> **EXERCISE DESCRIPTION**
Tally the lines holding the string "Difference" and reply with that number alone.

(begin)

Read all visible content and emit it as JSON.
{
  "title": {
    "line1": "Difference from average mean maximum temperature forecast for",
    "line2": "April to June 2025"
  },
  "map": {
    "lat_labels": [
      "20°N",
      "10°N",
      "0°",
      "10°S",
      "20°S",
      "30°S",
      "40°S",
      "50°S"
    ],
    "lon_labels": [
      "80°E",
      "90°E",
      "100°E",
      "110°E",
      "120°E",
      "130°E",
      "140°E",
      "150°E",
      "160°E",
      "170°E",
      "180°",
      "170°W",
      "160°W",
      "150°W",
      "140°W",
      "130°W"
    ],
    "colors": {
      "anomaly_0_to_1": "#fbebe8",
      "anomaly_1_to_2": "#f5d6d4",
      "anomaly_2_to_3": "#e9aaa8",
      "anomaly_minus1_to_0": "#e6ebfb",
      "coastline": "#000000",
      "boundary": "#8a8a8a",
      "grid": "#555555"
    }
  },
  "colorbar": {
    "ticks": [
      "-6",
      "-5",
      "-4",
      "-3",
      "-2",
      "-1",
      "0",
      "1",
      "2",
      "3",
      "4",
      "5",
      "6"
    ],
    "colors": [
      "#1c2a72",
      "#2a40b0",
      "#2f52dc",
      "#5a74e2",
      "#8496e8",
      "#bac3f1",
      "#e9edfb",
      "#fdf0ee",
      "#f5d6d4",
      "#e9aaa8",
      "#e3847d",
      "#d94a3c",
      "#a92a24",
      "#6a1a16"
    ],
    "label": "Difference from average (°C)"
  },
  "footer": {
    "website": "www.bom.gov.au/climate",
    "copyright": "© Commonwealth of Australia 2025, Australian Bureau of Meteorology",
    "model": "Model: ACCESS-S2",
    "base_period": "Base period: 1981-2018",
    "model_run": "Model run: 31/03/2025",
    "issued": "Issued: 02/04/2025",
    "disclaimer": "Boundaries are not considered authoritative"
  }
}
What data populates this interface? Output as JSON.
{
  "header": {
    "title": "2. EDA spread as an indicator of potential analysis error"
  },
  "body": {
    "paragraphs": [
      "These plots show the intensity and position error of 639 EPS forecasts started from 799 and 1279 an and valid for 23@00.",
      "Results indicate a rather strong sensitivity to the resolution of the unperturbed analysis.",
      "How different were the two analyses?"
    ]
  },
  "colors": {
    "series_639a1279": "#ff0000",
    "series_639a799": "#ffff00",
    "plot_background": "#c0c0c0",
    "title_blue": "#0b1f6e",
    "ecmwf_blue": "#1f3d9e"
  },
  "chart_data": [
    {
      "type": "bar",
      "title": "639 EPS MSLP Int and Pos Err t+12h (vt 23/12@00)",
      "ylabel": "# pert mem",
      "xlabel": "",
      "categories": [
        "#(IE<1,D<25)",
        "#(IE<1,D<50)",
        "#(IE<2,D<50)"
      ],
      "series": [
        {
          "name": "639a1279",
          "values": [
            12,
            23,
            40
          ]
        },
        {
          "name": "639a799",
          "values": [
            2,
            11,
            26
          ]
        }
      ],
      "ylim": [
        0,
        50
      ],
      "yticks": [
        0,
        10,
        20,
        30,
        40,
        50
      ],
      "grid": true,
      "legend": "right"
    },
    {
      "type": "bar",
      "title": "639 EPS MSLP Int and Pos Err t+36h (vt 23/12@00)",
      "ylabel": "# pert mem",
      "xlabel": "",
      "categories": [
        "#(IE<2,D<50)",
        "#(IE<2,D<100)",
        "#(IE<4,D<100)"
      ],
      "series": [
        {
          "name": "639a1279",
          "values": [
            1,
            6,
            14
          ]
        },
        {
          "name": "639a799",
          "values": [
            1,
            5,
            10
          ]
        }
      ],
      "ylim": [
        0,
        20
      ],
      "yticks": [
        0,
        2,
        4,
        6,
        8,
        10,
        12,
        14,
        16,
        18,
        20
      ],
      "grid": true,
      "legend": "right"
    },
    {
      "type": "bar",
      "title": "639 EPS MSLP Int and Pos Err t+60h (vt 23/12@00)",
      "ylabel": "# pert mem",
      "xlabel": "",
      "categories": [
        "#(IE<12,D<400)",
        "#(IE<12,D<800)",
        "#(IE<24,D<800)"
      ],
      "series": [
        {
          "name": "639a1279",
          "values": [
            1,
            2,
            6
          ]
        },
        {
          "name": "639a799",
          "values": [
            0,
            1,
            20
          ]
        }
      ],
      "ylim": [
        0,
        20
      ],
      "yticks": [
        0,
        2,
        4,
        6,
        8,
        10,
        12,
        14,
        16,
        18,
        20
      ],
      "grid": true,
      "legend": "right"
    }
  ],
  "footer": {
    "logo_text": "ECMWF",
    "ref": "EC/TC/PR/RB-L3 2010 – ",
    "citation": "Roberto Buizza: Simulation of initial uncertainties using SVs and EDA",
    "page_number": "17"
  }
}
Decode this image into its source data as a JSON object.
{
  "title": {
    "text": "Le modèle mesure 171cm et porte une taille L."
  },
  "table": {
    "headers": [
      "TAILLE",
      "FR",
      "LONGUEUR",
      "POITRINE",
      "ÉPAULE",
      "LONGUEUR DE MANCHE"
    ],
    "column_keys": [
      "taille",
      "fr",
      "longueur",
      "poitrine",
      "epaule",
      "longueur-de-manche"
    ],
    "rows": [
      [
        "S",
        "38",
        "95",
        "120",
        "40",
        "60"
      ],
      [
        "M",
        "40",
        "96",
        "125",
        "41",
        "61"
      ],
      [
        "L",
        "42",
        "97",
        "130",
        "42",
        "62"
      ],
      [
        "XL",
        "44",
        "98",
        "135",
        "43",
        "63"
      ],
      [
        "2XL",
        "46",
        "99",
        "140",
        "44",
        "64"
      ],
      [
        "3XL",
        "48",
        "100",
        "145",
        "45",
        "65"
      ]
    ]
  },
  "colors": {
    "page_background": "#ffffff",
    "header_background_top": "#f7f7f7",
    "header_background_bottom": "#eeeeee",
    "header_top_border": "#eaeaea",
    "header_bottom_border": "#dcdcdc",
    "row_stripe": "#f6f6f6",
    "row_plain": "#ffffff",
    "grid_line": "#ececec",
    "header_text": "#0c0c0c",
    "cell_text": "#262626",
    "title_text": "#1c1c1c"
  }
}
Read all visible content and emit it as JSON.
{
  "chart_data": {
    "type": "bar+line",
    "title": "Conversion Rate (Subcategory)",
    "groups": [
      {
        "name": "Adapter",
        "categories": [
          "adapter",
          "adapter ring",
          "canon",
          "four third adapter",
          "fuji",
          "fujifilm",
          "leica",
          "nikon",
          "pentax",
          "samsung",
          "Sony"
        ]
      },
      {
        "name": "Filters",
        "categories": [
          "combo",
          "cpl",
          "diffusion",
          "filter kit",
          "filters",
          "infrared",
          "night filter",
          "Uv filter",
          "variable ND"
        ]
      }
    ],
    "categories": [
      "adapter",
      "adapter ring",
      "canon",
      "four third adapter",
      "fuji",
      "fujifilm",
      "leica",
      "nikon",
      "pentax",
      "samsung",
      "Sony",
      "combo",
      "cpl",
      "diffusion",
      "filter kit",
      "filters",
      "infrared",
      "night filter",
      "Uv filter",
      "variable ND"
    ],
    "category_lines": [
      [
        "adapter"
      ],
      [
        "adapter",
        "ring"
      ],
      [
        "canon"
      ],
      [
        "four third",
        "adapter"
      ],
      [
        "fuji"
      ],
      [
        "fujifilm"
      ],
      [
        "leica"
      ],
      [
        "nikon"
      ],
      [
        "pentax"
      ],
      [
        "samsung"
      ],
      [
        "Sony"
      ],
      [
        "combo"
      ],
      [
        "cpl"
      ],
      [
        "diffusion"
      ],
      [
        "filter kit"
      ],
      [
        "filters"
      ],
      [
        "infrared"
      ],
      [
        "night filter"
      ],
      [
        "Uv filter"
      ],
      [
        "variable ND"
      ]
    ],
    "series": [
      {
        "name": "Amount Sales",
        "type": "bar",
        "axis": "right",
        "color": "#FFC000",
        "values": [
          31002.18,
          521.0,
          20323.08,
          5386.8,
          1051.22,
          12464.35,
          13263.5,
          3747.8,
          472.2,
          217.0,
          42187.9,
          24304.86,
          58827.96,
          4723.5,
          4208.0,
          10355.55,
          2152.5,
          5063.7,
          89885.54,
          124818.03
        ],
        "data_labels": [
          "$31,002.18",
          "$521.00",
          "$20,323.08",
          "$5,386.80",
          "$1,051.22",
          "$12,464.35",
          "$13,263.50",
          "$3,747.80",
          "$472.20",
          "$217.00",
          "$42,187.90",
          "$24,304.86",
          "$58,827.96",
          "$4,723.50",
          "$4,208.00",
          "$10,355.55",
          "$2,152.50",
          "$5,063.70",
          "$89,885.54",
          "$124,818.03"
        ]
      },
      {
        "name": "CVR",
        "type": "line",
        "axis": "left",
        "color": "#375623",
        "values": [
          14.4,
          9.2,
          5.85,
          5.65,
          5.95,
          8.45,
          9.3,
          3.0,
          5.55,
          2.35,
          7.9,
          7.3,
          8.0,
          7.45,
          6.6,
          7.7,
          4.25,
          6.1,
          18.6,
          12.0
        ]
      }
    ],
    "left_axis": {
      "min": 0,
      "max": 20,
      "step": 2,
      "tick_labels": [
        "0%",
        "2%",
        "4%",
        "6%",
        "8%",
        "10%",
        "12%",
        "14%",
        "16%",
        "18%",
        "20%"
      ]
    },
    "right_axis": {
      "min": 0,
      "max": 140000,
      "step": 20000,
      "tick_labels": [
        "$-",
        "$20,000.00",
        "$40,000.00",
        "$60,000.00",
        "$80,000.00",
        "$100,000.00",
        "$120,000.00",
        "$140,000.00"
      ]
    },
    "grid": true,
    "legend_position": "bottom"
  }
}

(end)

> **EXERCISE ANSWER**
2